Dataset items:
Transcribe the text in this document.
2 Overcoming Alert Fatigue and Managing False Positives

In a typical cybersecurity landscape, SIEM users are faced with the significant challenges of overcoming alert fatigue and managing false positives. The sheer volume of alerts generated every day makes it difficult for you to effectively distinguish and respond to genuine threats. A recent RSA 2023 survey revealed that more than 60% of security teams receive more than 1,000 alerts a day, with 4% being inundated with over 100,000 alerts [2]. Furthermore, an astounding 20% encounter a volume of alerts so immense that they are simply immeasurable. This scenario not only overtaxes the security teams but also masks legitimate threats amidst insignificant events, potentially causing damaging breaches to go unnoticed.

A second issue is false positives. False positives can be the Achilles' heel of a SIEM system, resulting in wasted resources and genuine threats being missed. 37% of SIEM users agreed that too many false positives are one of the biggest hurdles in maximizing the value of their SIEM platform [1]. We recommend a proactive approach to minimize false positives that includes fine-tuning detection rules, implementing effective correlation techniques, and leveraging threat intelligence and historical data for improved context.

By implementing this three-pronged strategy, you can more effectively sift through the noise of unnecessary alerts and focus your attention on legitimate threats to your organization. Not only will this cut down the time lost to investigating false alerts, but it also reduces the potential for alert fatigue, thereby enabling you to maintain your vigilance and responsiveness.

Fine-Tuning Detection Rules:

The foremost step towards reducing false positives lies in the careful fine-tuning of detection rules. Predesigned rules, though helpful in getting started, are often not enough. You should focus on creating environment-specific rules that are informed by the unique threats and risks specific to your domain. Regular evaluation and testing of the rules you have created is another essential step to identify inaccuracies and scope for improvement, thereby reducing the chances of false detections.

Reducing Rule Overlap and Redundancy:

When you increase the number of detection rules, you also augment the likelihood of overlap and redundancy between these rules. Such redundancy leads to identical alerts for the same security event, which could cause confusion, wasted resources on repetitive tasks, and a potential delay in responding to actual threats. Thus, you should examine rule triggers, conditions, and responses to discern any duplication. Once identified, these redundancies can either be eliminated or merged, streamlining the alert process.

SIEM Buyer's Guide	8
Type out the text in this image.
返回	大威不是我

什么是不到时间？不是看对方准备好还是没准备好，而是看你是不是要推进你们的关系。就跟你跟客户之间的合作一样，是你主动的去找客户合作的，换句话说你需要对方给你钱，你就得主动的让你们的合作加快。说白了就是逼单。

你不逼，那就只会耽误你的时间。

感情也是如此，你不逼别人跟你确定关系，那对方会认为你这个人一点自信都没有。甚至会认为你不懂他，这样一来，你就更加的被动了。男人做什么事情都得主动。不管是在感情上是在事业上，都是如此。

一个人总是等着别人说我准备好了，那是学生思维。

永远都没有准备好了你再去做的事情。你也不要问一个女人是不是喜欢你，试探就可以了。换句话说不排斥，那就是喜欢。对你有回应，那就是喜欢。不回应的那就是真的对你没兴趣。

**DIRECTIVE**:
Reproduce each entry from the records above, character for character.

**RESULT OF THE TASK**:
Transcribe the text in this document.
2 Overcoming Alert Fatigue and Managing False Positives

In a typical cybersecurity landscape, SIEM users are faced with the significant challenges of overcoming alert fatigue and managing false positives. The sheer volume of alerts generated every day makes it difficult for you to effectively distinguish and respond to genuine threats. A recent RSA 2023 survey revealed that more than 60% of security teams receive more than 1,000 alerts a day, with 4% being inundated with over 100,000 alerts [2]. Furthermore, an astounding 20% encounter a volume of alerts so immense that they are simply immeasurable. This scenario not only overtaxes the security teams but also masks legitimate threats amidst insignificant events, potentially causing damaging breaches to go unnoticed.

A second issue is false positives. False positives can be the Achilles' heel of a SIEM system, resulting in wasted resources and genuine threats being missed. 37% of SIEM users agreed that too many false positives are one of the biggest hurdles in maximizing the value of their SIEM platform [1]. We recommend a proactive approach to minimize false positives that includes fine-tuning detection rules, implementing effective correlation techniques, and leveraging threat intelligence and historical data for improved context.

By implementing this three-pronged strategy, you can more effectively sift through the noise of unnecessary alerts and focus your attention on legitimate threats to your organization. Not only will this cut down the time lost to investigating false alerts, but it also reduces the potential for alert fatigue, thereby enabling you to maintain your vigilance and responsiveness.

Fine-Tuning Detection Rules:

The foremost step towards reducing false positives lies in the careful fine-tuning of detection rules. Predesigned rules, though helpful in getting started, are often not enough. You should focus on creating environment-specific rules that are informed by the unique threats and risks specific to your domain. Regular evaluation and testing of the rules you have created is another essential step to identify inaccuracies and scope for improvement, thereby reducing the chances of false detections.

Reducing Rule Overlap and Redundancy:

When you increase the number of detection rules, you also augment the likelihood of overlap and redundancy between these rules. Such redundancy leads to identical alerts for the same security event, which could cause confusion, wasted resources on repetitive tasks, and a potential delay in responding to actual threats. Thus, you should examine rule triggers, conditions, and responses to discern any duplication. Once identified, these redundancies can either be eliminated or merged, streamlining the alert process.

SIEM Buyer's Guide	8
Type out the text in this image.
返回	大威不是我

什么是不到时间？不是看对方准备好还是没准备好，而是看你是不是要推进你们的关系。就跟你跟客户之间的合作一样，是你主动的去找客户合作的，换句话说你需要对方给你钱，你就得主动的让你们的合作加快。说白了就是逼单。

你不逼，那就只会耽误你的时间。

感情也是如此，你不逼别人跟你确定关系，那对方会认为你这个人一点自信都没有。甚至会认为你不懂他，这样一来，你就更加的被动了。男人做什么事情都得主动。不管是在感情上是在事业上，都是如此。

一个人总是等着别人说我准备好了，那是学生思维。

永远都没有准备好了你再去做的事情。你也不要问一个女人是不是喜欢你，试探就可以了。换句话说不排斥，那就是喜欢。对你有回应，那就是喜欢。不回应的那就是真的对你没兴趣。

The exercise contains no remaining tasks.